start INPUT RECORDS

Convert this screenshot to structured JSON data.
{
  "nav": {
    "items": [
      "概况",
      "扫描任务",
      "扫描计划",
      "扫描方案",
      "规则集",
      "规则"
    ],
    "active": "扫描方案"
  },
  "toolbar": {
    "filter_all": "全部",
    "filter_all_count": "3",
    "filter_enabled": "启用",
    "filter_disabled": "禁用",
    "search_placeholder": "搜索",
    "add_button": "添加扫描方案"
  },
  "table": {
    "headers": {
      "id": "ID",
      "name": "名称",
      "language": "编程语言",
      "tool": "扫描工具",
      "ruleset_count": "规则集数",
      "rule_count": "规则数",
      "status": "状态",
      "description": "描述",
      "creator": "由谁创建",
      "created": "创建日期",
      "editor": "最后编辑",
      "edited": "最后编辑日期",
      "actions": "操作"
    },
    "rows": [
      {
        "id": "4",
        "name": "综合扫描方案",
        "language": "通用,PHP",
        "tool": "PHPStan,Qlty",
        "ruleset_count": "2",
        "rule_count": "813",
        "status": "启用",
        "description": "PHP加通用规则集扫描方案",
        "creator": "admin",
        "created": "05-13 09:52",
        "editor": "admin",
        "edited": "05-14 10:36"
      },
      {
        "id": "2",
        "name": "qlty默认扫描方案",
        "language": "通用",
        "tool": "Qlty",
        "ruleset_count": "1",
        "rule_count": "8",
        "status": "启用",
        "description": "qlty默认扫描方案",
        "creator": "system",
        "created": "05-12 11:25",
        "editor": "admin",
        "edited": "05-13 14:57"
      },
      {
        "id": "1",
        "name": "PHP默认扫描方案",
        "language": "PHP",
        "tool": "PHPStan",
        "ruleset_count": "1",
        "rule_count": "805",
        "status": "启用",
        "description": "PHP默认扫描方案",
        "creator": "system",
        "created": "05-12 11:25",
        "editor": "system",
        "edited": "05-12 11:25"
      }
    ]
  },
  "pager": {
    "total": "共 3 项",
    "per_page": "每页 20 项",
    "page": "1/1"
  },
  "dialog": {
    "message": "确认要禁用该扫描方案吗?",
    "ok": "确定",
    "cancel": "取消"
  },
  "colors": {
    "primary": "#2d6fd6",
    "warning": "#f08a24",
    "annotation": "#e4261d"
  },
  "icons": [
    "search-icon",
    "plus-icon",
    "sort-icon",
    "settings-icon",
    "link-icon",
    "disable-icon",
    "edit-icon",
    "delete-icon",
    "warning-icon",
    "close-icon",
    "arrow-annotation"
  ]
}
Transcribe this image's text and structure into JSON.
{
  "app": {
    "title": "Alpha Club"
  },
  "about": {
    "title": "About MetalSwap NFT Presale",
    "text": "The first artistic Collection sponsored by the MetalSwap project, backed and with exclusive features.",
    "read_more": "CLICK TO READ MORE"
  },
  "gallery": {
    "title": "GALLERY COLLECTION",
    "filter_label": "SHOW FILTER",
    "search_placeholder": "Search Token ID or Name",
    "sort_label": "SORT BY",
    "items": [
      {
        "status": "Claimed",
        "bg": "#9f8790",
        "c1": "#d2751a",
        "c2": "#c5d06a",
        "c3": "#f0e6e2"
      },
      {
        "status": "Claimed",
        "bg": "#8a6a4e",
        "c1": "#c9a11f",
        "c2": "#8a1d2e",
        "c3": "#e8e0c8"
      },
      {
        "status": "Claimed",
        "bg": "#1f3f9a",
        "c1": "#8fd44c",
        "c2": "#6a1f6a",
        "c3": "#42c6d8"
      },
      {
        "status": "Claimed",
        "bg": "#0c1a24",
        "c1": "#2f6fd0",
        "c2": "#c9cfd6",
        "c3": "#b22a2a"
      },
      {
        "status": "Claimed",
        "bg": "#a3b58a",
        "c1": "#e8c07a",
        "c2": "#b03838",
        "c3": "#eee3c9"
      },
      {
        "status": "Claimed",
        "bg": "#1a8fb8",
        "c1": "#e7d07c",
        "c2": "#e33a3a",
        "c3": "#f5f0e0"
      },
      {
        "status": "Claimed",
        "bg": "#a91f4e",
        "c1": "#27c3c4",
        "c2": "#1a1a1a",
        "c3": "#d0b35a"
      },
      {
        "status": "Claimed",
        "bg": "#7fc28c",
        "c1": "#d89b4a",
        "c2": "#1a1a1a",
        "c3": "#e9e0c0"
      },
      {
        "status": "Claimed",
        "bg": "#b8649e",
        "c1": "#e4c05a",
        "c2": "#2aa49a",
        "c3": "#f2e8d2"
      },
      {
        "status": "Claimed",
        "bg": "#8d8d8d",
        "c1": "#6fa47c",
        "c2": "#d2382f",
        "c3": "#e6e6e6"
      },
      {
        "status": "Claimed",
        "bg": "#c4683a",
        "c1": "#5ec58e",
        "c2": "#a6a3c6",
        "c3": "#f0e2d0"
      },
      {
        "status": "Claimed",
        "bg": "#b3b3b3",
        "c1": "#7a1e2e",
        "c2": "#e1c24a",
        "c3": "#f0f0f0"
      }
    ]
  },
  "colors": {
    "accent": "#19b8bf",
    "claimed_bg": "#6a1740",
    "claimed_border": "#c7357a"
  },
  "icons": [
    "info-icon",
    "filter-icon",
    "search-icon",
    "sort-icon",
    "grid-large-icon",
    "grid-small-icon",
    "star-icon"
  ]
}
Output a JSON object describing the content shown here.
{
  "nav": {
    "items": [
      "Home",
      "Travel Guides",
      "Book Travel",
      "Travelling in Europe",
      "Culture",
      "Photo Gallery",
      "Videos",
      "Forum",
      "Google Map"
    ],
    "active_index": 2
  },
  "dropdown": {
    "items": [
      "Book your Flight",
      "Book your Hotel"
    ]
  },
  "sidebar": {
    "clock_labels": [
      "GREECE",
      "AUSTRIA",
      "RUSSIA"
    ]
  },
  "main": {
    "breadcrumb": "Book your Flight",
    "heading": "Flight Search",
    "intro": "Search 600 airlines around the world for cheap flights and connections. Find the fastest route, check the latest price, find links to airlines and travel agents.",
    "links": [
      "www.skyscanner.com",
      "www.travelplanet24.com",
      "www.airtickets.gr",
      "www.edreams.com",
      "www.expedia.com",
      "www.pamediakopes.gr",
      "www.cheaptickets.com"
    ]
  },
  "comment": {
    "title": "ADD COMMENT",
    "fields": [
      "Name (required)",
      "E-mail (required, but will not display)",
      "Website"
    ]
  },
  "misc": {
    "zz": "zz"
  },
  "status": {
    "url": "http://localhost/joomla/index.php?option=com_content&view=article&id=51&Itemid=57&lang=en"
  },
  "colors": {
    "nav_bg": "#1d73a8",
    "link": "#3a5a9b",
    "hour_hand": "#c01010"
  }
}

end INPUT RECORDS

**TASK TO CARRY OUT:** Give the listing again, word for word.

**RESULT FOR THIS TASK:**
Convert this screenshot to structured JSON data.
{
  "nav": {
    "items": [
      "概况",
      "扫描任务",
      "扫描计划",
      "扫描方案",
      "规则集",
      "规则"
    ],
    "active": "扫描方案"
  },
  "toolbar": {
    "filter_all": "全部",
    "filter_all_count": "3",
    "filter_enabled": "启用",
    "filter_disabled": "禁用",
    "search_placeholder": "搜索",
    "add_button": "添加扫描方案"
  },
  "table": {
    "headers": {
      "id": "ID",
      "name": "名称",
      "language": "编程语言",
      "tool": "扫描工具",
      "ruleset_count": "规则集数",
      "rule_count": "规则数",
      "status": "状态",
      "description": "描述",
      "creator": "由谁创建",
      "created": "创建日期",
      "editor": "最后编辑",
      "edited": "最后编辑日期",
      "actions": "操作"
    },
    "rows": [
      {
        "id": "4",
        "name": "综合扫描方案",
        "language": "通用,PHP",
        "tool": "PHPStan,Qlty",
        "ruleset_count": "2",
        "rule_count": "813",
        "status": "启用",
        "description": "PHP加通用规则集扫描方案",
        "creator": "admin",
        "created": "05-13 09:52",
        "editor": "admin",
        "edited": "05-14 10:36"
      },
      {
        "id": "2",
        "name": "qlty默认扫描方案",
        "language": "通用",
        "tool": "Qlty",
        "ruleset_count": "1",
        "rule_count": "8",
        "status": "启用",
        "description": "qlty默认扫描方案",
        "creator": "system",
        "created": "05-12 11:25",
        "editor": "admin",
        "edited": "05-13 14:57"
      },
      {
        "id": "1",
        "name": "PHP默认扫描方案",
        "language": "PHP",
        "tool": "PHPStan",
        "ruleset_count": "1",
        "rule_count": "805",
        "status": "启用",
        "description": "PHP默认扫描方案",
        "creator": "system",
        "created": "05-12 11:25",
        "editor": "system",
        "edited": "05-12 11:25"
      }
    ]
  },
  "pager": {
    "total": "共 3 项",
    "per_page": "每页 20 项",
    "page": "1/1"
  },
  "dialog": {
    "message": "确认要禁用该扫描方案吗?",
    "ok": "确定",
    "cancel": "取消"
  },
  "colors": {
    "primary": "#2d6fd6",
    "warning": "#f08a24",
    "annotation": "#e4261d"
  },
  "icons": [
    "search-icon",
    "plus-icon",
    "sort-icon",
    "settings-icon",
    "link-icon",
    "disable-icon",
    "edit-icon",
    "delete-icon",
    "warning-icon",
    "close-icon",
    "arrow-annotation"
  ]
}
Transcribe this image's text and structure into JSON.
{
  "app": {
    "title": "Alpha Club"
  },
  "about": {
    "title": "About MetalSwap NFT Presale",
    "text": "The first artistic Collection sponsored by the MetalSwap project, backed and with exclusive features.",
    "read_more": "CLICK TO READ MORE"
  },
  "gallery": {
    "title": "GALLERY COLLECTION",
    "filter_label": "SHOW FILTER",
    "search_placeholder": "Search Token ID or Name",
    "sort_label": "SORT BY",
    "items": [
      {
        "status": "Claimed",
        "bg": "#9f8790",
        "c1": "#d2751a",
        "c2": "#c5d06a",
        "c3": "#f0e6e2"
      },
      {
        "status": "Claimed",
        "bg": "#8a6a4e",
        "c1": "#c9a11f",
        "c2": "#8a1d2e",
        "c3": "#e8e0c8"
      },
      {
        "status": "Claimed",
        "bg": "#1f3f9a",
        "c1": "#8fd44c",
        "c2": "#6a1f6a",
        "c3": "#42c6d8"
      },
      {
        "status": "Claimed",
        "bg": "#0c1a24",
        "c1": "#2f6fd0",
        "c2": "#c9cfd6",
        "c3": "#b22a2a"
      },
      {
        "status": "Claimed",
        "bg": "#a3b58a",
        "c1": "#e8c07a",
        "c2": "#b03838",
        "c3": "#eee3c9"
      },
      {
        "status": "Claimed",
        "bg": "#1a8fb8",
        "c1": "#e7d07c",
        "c2": "#e33a3a",
        "c3": "#f5f0e0"
      },
      {
        "status": "Claimed",
        "bg": "#a91f4e",
        "c1": "#27c3c4",
        "c2": "#1a1a1a",
        "c3": "#d0b35a"
      },
      {
        "status": "Claimed",
        "bg": "#7fc28c",
        "c1": "#d89b4a",
        "c2": "#1a1a1a",
        "c3": "#e9e0c0"
      },
      {
        "status": "Claimed",
        "bg": "#b8649e",
        "c1": "#e4c05a",
        "c2": "#2aa49a",
        "c3": "#f2e8d2"
      },
      {
        "status": "Claimed",
        "bg": "#8d8d8d",
        "c1": "#6fa47c",
        "c2": "#d2382f",
        "c3": "#e6e6e6"
      },
      {
        "status": "Claimed",
        "bg": "#c4683a",
        "c1": "#5ec58e",
        "c2": "#a6a3c6",
        "c3": "#f0e2d0"
      },
      {
        "status": "Claimed",
        "bg": "#b3b3b3",
        "c1": "#7a1e2e",
        "c2": "#e1c24a",
        "c3": "#f0f0f0"
      }
    ]
  },
  "colors": {
    "accent": "#19b8bf",
    "claimed_bg": "#6a1740",
    "claimed_border": "#c7357a"
  },
  "icons": [
    "info-icon",
    "filter-icon",
    "search-icon",
    "sort-icon",
    "grid-large-icon",
    "grid-small-icon",
    "star-icon"
  ]
}
Output a JSON object describing the content shown here.
{
  "nav": {
    "items": [
      "Home",
      "Travel Guides",
      "Book Travel",
      "Travelling in Europe",
      "Culture",
      "Photo Gallery",
      "Videos",
      "Forum",
      "Google Map"
    ],
    "active_index": 2
  },
  "dropdown": {
    "items": [
      "Book your Flight",
      "Book your Hotel"
    ]
  },
  "sidebar": {
    "clock_labels": [
      "GREECE",
      "AUSTRIA",
      "RUSSIA"
    ]
  },
  "main": {
    "breadcrumb": "Book your Flight",
    "heading": "Flight Search",
    "intro": "Search 600 airlines around the world for cheap flights and connections. Find the fastest route, check the latest price, find links to airlines and travel agents.",
    "links": [
      "www.skyscanner.com",
      "www.travelplanet24.com",
      "www.airtickets.gr",
      "www.edreams.com",
      "www.expedia.com",
      "www.pamediakopes.gr",
      "www.cheaptickets.com"
    ]
  },
  "comment": {
    "title": "ADD COMMENT",
    "fields": [
      "Name (required)",
      "E-mail (required, but will not display)",
      "Website"
    ]
  },
  "misc": {
    "zz": "zz"
  },
  "status": {
    "url": "http://localhost/joomla/index.php?option=com_content&view=article&id=51&Itemid=57&lang=en"
  },
  "colors": {
    "nav_bg": "#1d73a8",
    "link": "#3a5a9b",
    "hour_hand": "#c01010"
  }
}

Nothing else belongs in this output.